## What this task involves
Count the lines below that contain the word "インストール済" and give only the number.
——
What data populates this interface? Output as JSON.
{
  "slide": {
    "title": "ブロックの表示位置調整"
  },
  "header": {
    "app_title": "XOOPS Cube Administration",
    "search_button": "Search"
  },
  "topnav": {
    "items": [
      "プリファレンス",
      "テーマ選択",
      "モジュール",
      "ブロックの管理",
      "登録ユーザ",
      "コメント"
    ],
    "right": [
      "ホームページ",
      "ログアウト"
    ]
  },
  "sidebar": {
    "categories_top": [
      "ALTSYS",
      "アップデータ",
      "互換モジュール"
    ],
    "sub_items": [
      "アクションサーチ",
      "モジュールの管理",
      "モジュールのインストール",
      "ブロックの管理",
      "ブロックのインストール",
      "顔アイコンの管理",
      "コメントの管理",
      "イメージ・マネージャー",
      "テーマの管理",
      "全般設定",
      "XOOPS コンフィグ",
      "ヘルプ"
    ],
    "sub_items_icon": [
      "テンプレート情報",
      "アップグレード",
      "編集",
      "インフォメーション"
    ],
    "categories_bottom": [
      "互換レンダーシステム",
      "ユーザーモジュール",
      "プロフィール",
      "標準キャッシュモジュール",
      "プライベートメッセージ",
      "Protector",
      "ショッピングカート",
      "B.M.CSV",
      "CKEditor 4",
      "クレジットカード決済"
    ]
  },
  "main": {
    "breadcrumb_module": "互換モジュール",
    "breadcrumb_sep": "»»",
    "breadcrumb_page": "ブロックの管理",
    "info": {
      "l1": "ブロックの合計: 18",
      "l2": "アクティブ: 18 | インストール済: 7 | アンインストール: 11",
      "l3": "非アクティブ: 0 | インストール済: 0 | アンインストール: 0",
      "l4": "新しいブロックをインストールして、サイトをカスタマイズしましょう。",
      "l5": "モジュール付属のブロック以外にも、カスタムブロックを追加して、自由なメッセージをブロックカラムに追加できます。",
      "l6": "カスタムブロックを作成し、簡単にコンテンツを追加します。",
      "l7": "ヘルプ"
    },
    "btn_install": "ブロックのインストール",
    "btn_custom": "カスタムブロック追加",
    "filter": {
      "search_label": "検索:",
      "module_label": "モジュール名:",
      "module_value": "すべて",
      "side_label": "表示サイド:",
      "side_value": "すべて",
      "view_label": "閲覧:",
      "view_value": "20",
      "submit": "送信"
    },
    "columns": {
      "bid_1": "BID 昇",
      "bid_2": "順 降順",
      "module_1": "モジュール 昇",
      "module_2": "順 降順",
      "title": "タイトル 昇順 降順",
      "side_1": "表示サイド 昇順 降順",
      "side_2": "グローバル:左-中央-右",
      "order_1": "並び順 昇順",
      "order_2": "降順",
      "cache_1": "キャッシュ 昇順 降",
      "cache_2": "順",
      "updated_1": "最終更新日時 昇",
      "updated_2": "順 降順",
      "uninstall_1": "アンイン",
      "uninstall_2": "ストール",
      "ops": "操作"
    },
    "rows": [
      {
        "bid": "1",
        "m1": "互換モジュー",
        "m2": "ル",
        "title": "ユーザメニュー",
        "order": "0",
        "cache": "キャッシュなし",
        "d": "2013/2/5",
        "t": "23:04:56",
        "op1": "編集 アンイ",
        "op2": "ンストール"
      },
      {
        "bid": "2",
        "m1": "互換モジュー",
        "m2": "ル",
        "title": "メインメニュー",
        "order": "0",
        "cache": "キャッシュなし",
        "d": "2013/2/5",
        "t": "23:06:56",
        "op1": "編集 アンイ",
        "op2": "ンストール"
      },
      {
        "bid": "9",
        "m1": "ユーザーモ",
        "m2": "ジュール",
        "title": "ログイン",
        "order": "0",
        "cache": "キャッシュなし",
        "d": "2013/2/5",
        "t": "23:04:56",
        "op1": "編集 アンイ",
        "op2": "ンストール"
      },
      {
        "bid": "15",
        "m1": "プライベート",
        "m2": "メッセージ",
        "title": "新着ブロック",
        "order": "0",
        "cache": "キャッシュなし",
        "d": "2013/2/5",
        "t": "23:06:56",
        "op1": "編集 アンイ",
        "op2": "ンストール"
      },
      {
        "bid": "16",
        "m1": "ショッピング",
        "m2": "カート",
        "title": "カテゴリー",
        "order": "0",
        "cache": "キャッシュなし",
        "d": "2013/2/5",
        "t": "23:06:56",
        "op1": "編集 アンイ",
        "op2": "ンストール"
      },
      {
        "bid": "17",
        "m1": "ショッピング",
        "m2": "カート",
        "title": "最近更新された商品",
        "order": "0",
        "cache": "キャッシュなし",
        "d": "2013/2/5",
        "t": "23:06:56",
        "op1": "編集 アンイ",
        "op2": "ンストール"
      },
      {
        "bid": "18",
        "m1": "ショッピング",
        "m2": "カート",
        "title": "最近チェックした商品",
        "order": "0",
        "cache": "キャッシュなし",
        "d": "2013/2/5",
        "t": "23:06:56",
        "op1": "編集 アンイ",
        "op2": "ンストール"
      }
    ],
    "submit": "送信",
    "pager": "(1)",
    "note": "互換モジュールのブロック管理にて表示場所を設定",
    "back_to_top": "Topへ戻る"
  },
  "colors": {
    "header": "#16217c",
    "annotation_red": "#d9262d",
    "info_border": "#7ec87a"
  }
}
——
## Answer
2